▸ **Source material**
==================================================
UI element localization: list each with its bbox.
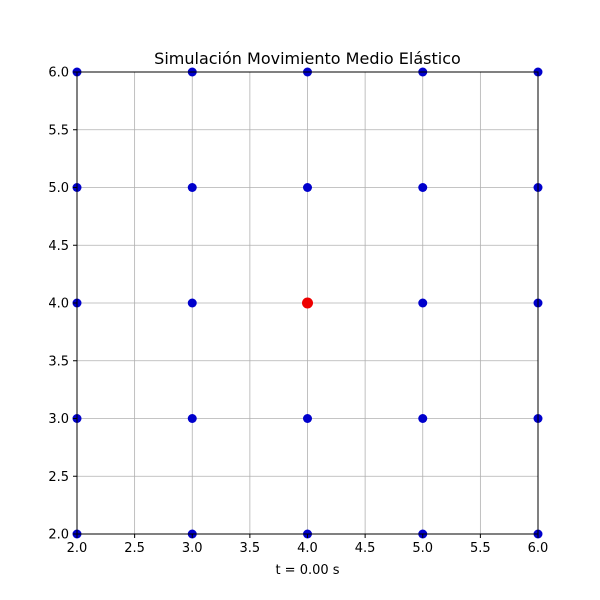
==================================================
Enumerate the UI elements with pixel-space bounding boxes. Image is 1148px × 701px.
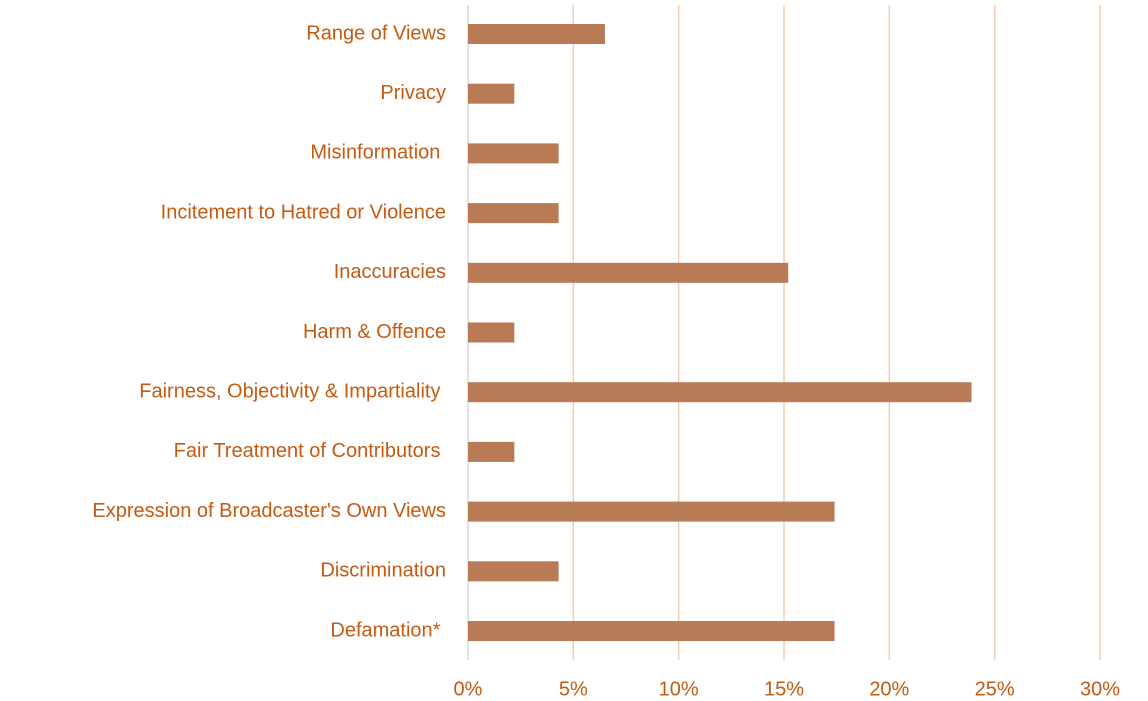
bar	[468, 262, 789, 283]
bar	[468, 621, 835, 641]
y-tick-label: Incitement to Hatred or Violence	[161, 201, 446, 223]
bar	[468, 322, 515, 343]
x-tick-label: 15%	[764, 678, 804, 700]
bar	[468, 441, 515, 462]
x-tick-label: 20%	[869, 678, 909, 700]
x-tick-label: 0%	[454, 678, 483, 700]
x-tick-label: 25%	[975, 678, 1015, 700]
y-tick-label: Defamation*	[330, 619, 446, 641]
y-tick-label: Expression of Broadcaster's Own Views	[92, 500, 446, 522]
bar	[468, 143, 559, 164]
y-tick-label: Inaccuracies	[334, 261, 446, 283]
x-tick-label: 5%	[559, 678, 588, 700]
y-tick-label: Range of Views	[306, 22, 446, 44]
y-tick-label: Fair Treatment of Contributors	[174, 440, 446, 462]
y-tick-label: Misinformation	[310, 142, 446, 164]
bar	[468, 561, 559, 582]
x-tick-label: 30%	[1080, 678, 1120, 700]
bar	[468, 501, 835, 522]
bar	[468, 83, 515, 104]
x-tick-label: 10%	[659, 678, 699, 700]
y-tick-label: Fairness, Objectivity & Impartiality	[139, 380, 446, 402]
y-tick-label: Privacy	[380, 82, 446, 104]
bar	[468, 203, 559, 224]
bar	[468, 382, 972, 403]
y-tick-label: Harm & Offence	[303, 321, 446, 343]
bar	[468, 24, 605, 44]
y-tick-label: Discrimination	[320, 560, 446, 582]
==================================================
Write each line of the records from the one containing "Enumerate the UI" through the one containing "678, 1015, 700]", both included, as a JSON list of strings, one string per line, with blank lines and pictures left out.

▸ **Result of this exercise**
[
  "Enumerate the UI elements with pixel-space bounding boxes. Image is 1148px × 701px.",
  "bar\t[468, 262, 789, 283]",
  "bar\t[468, 621, 835, 641]",
  "y-tick-label: Incitement to Hatred or Violence\t[161, 201, 446, 223]",
  "bar\t[468, 322, 515, 343]",
  "x-tick-label: 15%\t[764, 678, 804, 700]",
  "bar\t[468, 441, 515, 462]",
  "x-tick-label: 20%\t[869, 678, 909, 700]",
  "x-tick-label: 0%\t[454, 678, 483, 700]",
  "x-tick-label: 25%\t[975, 678, 1015, 700]"
]